▸ Prompt
Copy each line below in which the word "title" occurs.

▸ Supplied records
** BEGIN **
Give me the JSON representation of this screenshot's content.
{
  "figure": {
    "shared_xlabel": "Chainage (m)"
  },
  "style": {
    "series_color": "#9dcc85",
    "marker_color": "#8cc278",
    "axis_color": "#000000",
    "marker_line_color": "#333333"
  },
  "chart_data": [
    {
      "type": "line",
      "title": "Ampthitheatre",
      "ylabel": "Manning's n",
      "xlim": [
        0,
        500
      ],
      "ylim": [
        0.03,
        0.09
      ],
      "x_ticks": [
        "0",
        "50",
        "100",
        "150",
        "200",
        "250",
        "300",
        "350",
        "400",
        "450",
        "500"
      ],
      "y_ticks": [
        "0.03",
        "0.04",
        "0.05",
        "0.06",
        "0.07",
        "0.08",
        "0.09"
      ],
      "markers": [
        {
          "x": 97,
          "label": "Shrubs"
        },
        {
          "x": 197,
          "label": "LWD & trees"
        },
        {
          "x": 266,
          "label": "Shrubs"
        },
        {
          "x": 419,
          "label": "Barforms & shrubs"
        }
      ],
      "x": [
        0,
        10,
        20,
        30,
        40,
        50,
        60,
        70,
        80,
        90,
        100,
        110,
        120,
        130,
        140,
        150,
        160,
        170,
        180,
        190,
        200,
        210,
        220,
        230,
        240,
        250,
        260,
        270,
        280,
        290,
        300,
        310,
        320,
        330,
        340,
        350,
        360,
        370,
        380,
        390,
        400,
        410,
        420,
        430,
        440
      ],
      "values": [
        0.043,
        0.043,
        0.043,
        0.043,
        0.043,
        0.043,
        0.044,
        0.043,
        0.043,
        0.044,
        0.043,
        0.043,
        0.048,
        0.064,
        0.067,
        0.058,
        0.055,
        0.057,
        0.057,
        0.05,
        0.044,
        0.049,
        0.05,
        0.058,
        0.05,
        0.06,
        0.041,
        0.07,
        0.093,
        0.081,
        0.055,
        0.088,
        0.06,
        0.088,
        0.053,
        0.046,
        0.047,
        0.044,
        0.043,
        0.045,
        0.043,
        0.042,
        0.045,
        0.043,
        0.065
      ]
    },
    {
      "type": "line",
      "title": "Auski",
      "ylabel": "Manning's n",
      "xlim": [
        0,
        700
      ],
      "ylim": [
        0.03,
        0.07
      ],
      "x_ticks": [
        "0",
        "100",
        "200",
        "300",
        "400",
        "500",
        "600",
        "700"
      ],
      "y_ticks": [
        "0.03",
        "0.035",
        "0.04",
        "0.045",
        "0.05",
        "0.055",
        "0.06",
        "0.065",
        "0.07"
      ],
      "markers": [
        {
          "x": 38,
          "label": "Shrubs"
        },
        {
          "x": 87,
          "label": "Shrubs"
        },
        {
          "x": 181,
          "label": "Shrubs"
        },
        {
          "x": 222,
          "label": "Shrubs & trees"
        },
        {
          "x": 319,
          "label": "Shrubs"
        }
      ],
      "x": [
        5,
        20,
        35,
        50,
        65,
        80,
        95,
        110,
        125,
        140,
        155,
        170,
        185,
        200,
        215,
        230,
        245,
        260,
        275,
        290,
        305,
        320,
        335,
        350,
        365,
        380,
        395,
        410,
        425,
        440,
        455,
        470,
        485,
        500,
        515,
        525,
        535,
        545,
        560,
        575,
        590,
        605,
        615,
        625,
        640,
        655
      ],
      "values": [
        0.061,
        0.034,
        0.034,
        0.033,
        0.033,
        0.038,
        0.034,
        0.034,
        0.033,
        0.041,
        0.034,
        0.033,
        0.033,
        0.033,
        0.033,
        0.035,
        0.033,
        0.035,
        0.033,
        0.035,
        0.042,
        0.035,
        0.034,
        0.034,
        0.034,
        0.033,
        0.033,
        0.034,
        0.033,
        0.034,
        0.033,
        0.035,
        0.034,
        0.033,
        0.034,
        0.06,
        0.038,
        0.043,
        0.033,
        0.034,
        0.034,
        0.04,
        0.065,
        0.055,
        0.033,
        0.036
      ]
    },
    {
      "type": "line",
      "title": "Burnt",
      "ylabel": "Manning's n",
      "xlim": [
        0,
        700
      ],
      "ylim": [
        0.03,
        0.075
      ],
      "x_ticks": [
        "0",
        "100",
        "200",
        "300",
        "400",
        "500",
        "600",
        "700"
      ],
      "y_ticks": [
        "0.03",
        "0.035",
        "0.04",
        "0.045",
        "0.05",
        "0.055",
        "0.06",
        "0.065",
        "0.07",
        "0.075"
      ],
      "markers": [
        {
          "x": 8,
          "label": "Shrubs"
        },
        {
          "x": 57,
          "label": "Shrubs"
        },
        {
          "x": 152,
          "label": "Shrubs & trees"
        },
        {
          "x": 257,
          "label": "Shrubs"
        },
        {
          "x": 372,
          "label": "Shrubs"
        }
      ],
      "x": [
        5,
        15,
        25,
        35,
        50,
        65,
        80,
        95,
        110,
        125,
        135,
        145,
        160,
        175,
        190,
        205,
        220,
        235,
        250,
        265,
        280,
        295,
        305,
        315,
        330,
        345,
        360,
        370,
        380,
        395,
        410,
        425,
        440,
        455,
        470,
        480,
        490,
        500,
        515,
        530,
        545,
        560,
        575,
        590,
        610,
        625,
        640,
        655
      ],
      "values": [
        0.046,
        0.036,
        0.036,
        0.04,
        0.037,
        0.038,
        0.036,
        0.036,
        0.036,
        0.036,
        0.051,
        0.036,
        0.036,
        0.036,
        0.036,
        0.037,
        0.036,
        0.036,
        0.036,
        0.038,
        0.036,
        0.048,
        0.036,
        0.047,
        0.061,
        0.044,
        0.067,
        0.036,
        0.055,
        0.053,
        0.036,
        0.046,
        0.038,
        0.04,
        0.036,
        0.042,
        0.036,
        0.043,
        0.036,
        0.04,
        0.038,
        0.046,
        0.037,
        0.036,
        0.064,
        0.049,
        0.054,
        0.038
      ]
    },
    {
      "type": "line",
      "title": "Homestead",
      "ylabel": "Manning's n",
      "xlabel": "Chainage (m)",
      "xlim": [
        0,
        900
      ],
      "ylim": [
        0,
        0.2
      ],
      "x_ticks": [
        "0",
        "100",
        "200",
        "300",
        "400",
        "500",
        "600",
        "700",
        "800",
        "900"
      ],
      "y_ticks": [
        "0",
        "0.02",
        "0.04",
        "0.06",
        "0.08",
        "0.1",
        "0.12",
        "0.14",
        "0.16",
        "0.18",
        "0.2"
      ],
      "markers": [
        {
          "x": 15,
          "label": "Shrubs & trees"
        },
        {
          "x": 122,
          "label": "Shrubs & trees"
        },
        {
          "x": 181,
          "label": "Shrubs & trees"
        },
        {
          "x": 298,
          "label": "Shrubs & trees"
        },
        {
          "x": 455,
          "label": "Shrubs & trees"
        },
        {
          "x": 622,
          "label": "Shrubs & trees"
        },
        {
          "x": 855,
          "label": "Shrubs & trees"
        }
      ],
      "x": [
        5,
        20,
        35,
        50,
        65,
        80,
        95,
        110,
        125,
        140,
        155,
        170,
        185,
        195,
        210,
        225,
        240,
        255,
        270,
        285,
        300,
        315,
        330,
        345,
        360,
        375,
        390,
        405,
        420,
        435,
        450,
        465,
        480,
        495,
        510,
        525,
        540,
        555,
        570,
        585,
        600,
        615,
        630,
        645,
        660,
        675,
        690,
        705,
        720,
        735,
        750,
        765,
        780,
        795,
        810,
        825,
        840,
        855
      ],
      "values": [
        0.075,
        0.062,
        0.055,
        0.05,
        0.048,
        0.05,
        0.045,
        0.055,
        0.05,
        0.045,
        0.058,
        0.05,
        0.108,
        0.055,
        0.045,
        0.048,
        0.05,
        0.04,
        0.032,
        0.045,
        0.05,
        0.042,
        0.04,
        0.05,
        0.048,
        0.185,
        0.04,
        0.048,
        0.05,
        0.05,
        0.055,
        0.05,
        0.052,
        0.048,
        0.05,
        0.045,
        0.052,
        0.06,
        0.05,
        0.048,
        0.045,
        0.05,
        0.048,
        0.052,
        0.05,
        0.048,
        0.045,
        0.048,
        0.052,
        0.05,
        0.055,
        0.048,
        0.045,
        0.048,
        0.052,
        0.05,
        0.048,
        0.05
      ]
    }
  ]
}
** END **
▸ Full output
      "title": "Ampthitheatre",
      "title": "Auski",
      "title": "Burnt",
      "title": "Homestead",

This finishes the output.